# Input for this task start
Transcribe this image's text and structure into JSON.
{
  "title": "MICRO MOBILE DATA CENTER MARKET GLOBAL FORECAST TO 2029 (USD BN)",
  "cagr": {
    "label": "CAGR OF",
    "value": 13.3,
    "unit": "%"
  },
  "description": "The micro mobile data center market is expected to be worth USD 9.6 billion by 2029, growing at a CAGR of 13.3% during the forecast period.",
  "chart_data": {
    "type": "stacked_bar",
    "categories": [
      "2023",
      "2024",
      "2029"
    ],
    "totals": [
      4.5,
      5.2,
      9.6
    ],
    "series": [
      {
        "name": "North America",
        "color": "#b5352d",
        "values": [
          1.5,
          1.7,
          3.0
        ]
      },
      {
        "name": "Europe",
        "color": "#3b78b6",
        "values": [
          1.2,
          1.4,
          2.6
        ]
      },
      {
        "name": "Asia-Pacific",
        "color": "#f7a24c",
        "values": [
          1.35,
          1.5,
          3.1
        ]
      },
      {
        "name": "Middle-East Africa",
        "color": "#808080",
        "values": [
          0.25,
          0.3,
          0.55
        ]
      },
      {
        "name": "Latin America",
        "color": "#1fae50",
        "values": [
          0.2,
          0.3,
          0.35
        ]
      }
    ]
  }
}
# Input for this task end
▶ [Task instructions]:
All entries shown above should be printed again exactly.

▶ [Completed task]:
Transcribe this image's text and structure into JSON.
{
  "title": "MICRO MOBILE DATA CENTER MARKET GLOBAL FORECAST TO 2029 (USD BN)",
  "cagr": {
    "label": "CAGR OF",
    "value": 13.3,
    "unit": "%"
  },
  "description": "The micro mobile data center market is expected to be worth USD 9.6 billion by 2029, growing at a CAGR of 13.3% during the forecast period.",
  "chart_data": {
    "type": "stacked_bar",
    "categories": [
      "2023",
      "2024",
      "2029"
    ],
    "totals": [
      4.5,
      5.2,
      9.6
    ],
    "series": [
      {
        "name": "North America",
        "color": "#b5352d",
        "values": [
          1.5,
          1.7,
          3.0
        ]
      },
      {
        "name": "Europe",
        "color": "#3b78b6",
        "values": [
          1.2,
          1.4,
          2.6
        ]
      },
      {
        "name": "Asia-Pacific",
        "color": "#f7a24c",
        "values": [
          1.35,
          1.5,
          3.1
        ]
      },
      {
        "name": "Middle-East Africa",
        "color": "#808080",
        "values": [
          0.25,
          0.3,
          0.55
        ]
      },
      {
        "name": "Latin America",
        "color": "#1fae50",
        "values": [
          0.2,
          0.3,
          0.35
        ]
      }
    ]
  }
}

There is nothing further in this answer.